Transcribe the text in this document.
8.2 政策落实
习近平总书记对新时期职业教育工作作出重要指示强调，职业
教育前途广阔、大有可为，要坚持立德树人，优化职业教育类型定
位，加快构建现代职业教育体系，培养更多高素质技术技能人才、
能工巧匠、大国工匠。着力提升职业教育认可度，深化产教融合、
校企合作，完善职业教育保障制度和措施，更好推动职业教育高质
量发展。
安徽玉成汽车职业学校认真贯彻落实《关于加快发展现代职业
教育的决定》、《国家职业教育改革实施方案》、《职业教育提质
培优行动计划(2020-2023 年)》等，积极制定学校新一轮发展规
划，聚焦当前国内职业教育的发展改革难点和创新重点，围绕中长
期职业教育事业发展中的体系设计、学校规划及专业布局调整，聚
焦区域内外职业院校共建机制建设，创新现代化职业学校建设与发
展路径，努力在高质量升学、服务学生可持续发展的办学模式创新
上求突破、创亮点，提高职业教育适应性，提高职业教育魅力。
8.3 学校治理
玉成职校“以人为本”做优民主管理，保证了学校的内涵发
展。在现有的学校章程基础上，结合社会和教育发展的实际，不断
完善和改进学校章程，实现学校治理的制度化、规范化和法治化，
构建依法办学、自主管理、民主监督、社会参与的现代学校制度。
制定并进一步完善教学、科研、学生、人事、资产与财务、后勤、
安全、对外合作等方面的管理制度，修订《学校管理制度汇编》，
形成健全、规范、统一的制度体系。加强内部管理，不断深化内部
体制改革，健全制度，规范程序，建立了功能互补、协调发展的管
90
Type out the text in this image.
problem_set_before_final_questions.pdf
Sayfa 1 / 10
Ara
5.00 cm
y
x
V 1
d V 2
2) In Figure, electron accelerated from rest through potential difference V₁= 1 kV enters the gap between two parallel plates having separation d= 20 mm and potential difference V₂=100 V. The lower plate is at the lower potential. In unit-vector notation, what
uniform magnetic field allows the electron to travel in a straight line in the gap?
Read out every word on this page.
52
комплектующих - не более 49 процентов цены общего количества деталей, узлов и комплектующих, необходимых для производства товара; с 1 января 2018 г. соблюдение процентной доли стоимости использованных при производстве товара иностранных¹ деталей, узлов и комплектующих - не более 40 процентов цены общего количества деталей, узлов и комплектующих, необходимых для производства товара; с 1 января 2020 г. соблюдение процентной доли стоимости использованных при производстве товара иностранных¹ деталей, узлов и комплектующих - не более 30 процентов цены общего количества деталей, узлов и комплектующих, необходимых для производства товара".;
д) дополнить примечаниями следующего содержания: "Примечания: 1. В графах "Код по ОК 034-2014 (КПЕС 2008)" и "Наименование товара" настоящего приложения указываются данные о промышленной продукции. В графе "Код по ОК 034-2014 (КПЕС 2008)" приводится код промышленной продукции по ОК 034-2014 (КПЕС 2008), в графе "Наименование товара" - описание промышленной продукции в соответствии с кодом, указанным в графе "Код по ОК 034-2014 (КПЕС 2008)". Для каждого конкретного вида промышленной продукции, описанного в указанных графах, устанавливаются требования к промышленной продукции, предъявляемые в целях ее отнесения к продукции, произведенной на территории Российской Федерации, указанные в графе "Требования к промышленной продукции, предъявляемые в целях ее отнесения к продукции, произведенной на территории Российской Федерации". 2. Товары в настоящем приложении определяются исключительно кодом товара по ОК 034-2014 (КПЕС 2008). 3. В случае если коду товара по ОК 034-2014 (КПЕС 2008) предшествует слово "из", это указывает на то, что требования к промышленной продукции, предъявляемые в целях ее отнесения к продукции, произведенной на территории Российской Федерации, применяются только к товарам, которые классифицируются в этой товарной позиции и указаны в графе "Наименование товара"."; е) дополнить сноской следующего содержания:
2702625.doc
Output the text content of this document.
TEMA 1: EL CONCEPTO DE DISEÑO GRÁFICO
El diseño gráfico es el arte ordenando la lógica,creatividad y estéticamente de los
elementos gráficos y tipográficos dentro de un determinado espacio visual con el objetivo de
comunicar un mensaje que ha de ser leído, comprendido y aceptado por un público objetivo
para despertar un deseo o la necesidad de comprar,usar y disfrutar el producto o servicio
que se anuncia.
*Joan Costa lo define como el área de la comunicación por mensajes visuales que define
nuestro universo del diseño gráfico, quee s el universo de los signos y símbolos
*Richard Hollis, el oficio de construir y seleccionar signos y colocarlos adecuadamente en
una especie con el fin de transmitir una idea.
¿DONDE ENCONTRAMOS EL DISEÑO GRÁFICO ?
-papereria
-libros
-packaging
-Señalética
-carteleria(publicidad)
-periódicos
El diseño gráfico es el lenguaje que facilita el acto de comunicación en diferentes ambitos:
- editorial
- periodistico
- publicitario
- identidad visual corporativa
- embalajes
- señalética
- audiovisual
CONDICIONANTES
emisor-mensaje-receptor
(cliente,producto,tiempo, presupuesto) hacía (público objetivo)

▶ _Exercise details_
Output the data above exactly, please, line for line.

▶ _Result for this exercise_
Transcribe the text in this document.
8.2 政策落实
习近平总书记对新时期职业教育工作作出重要指示强调，职业
教育前途广阔、大有可为，要坚持立德树人，优化职业教育类型定
位，加快构建现代职业教育体系，培养更多高素质技术技能人才、
能工巧匠、大国工匠。着力提升职业教育认可度，深化产教融合、
校企合作，完善职业教育保障制度和措施，更好推动职业教育高质
量发展。
安徽玉成汽车职业学校认真贯彻落实《关于加快发展现代职业
教育的决定》、《国家职业教育改革实施方案》、《职业教育提质
培优行动计划(2020-2023 年)》等，积极制定学校新一轮发展规
划，聚焦当前国内职业教育的发展改革难点和创新重点，围绕中长
期职业教育事业发展中的体系设计、学校规划及专业布局调整，聚
焦区域内外职业院校共建机制建设，创新现代化职业学校建设与发
展路径，努力在高质量升学、服务学生可持续发展的办学模式创新
上求突破、创亮点，提高职业教育适应性，提高职业教育魅力。
8.3 学校治理
玉成职校“以人为本”做优民主管理，保证了学校的内涵发
展。在现有的学校章程基础上，结合社会和教育发展的实际，不断
完善和改进学校章程，实现学校治理的制度化、规范化和法治化，
构建依法办学、自主管理、民主监督、社会参与的现代学校制度。
制定并进一步完善教学、科研、学生、人事、资产与财务、后勤、
安全、对外合作等方面的管理制度，修订《学校管理制度汇编》，
形成健全、规范、统一的制度体系。加强内部管理，不断深化内部
体制改革，健全制度，规范程序，建立了功能互补、协调发展的管
90
Type out the text in this image.
problem_set_before_final_questions.pdf
Sayfa 1 / 10
Ara
5.00 cm
y
x
V 1
d V 2
2) In Figure, electron accelerated from rest through potential difference V₁= 1 kV enters the gap between two parallel plates having separation d= 20 mm and potential difference V₂=100 V. The lower plate is at the lower potential. In unit-vector notation, what
uniform magnetic field allows the electron to travel in a straight line in the gap?
Read out every word on this page.
52
комплектующих - не более 49 процентов цены общего количества деталей, узлов и комплектующих, необходимых для производства товара; с 1 января 2018 г. соблюдение процентной доли стоимости использованных при производстве товара иностранных¹ деталей, узлов и комплектующих - не более 40 процентов цены общего количества деталей, узлов и комплектующих, необходимых для производства товара; с 1 января 2020 г. соблюдение процентной доли стоимости использованных при производстве товара иностранных¹ деталей, узлов и комплектующих - не более 30 процентов цены общего количества деталей, узлов и комплектующих, необходимых для производства товара".;
д) дополнить примечаниями следующего содержания: "Примечания: 1. В графах "Код по ОК 034-2014 (КПЕС 2008)" и "Наименование товара" настоящего приложения указываются данные о промышленной продукции. В графе "Код по ОК 034-2014 (КПЕС 2008)" приводится код промышленной продукции по ОК 034-2014 (КПЕС 2008), в графе "Наименование товара" - описание промышленной продукции в соответствии с кодом, указанным в графе "Код по ОК 034-2014 (КПЕС 2008)". Для каждого конкретного вида промышленной продукции, описанного в указанных графах, устанавливаются требования к промышленной продукции, предъявляемые в целях ее отнесения к продукции, произведенной на территории Российской Федерации, указанные в графе "Требования к промышленной продукции, предъявляемые в целях ее отнесения к продукции, произведенной на территории Российской Федерации". 2. Товары в настоящем приложении определяются исключительно кодом товара по ОК 034-2014 (КПЕС 2008). 3. В случае если коду товара по ОК 034-2014 (КПЕС 2008) предшествует слово "из", это указывает на то, что требования к промышленной продукции, предъявляемые в целях ее отнесения к продукции, произведенной на территории Российской Федерации, применяются только к товарам, которые классифицируются в этой товарной позиции и указаны в графе "Наименование товара"."; е) дополнить сноской следующего содержания:
2702625.doc
Output the text content of this document.
TEMA 1: EL CONCEPTO DE DISEÑO GRÁFICO
El diseño gráfico es el arte ordenando la lógica,creatividad y estéticamente de los
elementos gráficos y tipográficos dentro de un determinado espacio visual con el objetivo de
comunicar un mensaje que ha de ser leído, comprendido y aceptado por un público objetivo
para despertar un deseo o la necesidad de comprar,usar y disfrutar el producto o servicio
que se anuncia.
*Joan Costa lo define como el área de la comunicación por mensajes visuales que define
nuestro universo del diseño gráfico, quee s el universo de los signos y símbolos
*Richard Hollis, el oficio de construir y seleccionar signos y colocarlos adecuadamente en
una especie con el fin de transmitir una idea.
¿DONDE ENCONTRAMOS EL DISEÑO GRÁFICO ?
-papereria
-libros
-packaging
-Señalética
-carteleria(publicidad)
-periódicos
El diseño gráfico es el lenguaje que facilita el acto de comunicación en diferentes ambitos:
- editorial
- periodistico
- publicitario
- identidad visual corporativa
- embalajes
- señalética
- audiovisual
CONDICIONANTES
emisor-mensaje-receptor
(cliente,producto,tiempo, presupuesto) hacía (público objetivo)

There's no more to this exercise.